● **Material provided**:
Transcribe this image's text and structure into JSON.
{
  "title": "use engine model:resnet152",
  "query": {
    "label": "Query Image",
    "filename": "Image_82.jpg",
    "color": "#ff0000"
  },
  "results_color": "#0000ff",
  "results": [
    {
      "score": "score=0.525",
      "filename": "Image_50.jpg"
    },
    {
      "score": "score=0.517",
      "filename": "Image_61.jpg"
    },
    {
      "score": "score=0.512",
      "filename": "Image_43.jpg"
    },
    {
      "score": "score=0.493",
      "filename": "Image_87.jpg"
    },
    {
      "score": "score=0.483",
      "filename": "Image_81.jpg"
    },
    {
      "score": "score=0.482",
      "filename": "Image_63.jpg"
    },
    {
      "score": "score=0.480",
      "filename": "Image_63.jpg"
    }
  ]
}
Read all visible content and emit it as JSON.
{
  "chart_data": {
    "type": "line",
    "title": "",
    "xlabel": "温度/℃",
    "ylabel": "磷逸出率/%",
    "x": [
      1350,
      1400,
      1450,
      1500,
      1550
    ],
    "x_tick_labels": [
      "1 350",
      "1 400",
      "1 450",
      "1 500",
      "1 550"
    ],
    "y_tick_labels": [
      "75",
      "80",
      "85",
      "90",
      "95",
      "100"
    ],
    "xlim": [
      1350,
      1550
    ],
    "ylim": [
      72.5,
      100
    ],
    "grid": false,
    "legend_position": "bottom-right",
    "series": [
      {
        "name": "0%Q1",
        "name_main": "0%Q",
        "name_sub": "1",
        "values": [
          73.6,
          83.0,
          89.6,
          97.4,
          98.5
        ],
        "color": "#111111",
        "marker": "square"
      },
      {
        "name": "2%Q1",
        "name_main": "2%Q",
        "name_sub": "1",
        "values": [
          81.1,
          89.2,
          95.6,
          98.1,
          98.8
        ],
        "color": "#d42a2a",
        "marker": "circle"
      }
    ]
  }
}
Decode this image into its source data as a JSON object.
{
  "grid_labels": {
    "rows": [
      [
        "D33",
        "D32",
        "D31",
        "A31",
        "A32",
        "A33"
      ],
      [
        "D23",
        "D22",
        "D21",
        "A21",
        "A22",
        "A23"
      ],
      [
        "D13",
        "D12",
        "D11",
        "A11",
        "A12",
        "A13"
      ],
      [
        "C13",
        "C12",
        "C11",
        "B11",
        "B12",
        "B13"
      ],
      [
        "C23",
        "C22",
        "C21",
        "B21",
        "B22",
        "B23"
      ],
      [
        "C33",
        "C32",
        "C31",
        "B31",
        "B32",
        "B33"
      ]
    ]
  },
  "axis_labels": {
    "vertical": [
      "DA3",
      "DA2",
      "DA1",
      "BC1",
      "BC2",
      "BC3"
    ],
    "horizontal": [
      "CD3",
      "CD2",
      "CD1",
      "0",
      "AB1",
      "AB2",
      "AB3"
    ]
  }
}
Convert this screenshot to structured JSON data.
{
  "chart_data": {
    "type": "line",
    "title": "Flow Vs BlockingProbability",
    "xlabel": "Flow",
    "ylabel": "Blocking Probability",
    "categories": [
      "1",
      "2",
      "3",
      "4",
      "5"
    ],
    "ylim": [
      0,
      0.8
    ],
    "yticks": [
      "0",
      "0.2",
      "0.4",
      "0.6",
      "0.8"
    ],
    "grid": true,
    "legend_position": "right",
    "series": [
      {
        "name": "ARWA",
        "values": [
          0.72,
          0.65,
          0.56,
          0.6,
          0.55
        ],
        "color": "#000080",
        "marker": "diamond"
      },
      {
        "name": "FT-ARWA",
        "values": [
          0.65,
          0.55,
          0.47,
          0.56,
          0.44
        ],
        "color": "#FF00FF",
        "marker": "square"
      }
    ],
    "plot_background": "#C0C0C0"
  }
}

● **What this task involves**:
From the listing above, extract all records word for word.

● **Exercise solution**:
Transcribe this image's text and structure into JSON.
{
  "title": "use engine model:resnet152",
  "query": {
    "label": "Query Image",
    "filename": "Image_82.jpg",
    "color": "#ff0000"
  },
  "results_color": "#0000ff",
  "results": [
    {
      "score": "score=0.525",
      "filename": "Image_50.jpg"
    },
    {
      "score": "score=0.517",
      "filename": "Image_61.jpg"
    },
    {
      "score": "score=0.512",
      "filename": "Image_43.jpg"
    },
    {
      "score": "score=0.493",
      "filename": "Image_87.jpg"
    },
    {
      "score": "score=0.483",
      "filename": "Image_81.jpg"
    },
    {
      "score": "score=0.482",
      "filename": "Image_63.jpg"
    },
    {
      "score": "score=0.480",
      "filename": "Image_63.jpg"
    }
  ]
}
Read all visible content and emit it as JSON.
{
  "chart_data": {
    "type": "line",
    "title": "",
    "xlabel": "温度/℃",
    "ylabel": "磷逸出率/%",
    "x": [
      1350,
      1400,
      1450,
      1500,
      1550
    ],
    "x_tick_labels": [
      "1 350",
      "1 400",
      "1 450",
      "1 500",
      "1 550"
    ],
    "y_tick_labels": [
      "75",
      "80",
      "85",
      "90",
      "95",
      "100"
    ],
    "xlim": [
      1350,
      1550
    ],
    "ylim": [
      72.5,
      100
    ],
    "grid": false,
    "legend_position": "bottom-right",
    "series": [
      {
        "name": "0%Q1",
        "name_main": "0%Q",
        "name_sub": "1",
        "values": [
          73.6,
          83.0,
          89.6,
          97.4,
          98.5
        ],
        "color": "#111111",
        "marker": "square"
      },
      {
        "name": "2%Q1",
        "name_main": "2%Q",
        "name_sub": "1",
        "values": [
          81.1,
          89.2,
          95.6,
          98.1,
          98.8
        ],
        "color": "#d42a2a",
        "marker": "circle"
      }
    ]
  }
}
Decode this image into its source data as a JSON object.
{
  "grid_labels": {
    "rows": [
      [
        "D33",
        "D32",
        "D31",
        "A31",
        "A32",
        "A33"
      ],
      [
        "D23",
        "D22",
        "D21",
        "A21",
        "A22",
        "A23"
      ],
      [
        "D13",
        "D12",
        "D11",
        "A11",
        "A12",
        "A13"
      ],
      [
        "C13",
        "C12",
        "C11",
        "B11",
        "B12",
        "B13"
      ],
      [
        "C23",
        "C22",
        "C21",
        "B21",
        "B22",
        "B23"
      ],
      [
        "C33",
        "C32",
        "C31",
        "B31",
        "B32",
        "B33"
      ]
    ]
  },
  "axis_labels": {
    "vertical": [
      "DA3",
      "DA2",
      "DA1",
      "BC1",
      "BC2",
      "BC3"
    ],
    "horizontal": [
      "CD3",
      "CD2",
      "CD1",
      "0",
      "AB1",
      "AB2",
      "AB3"
    ]
  }
}
Convert this screenshot to structured JSON data.
{
  "chart_data": {
    "type": "line",
    "title": "Flow Vs BlockingProbability",
    "xlabel": "Flow",
    "ylabel": "Blocking Probability",
    "categories": [
      "1",
      "2",
      "3",
      "4",
      "5"
    ],
    "ylim": [
      0,
      0.8
    ],
    "yticks": [
      "0",
      "0.2",
      "0.4",
      "0.6",
      "0.8"
    ],
    "grid": true,
    "legend_position": "right",
    "series": [
      {
        "name": "ARWA",
        "values": [
          0.72,
          0.65,
          0.56,
          0.6,
          0.55
        ],
        "color": "#000080",
        "marker": "diamond"
      },
      {
        "name": "FT-ARWA",
        "values": [
          0.65,
          0.55,
          0.47,
          0.56,
          0.44
        ],
        "color": "#FF00FF",
        "marker": "square"
      }
    ],
    "plot_background": "#C0C0C0"
  }
}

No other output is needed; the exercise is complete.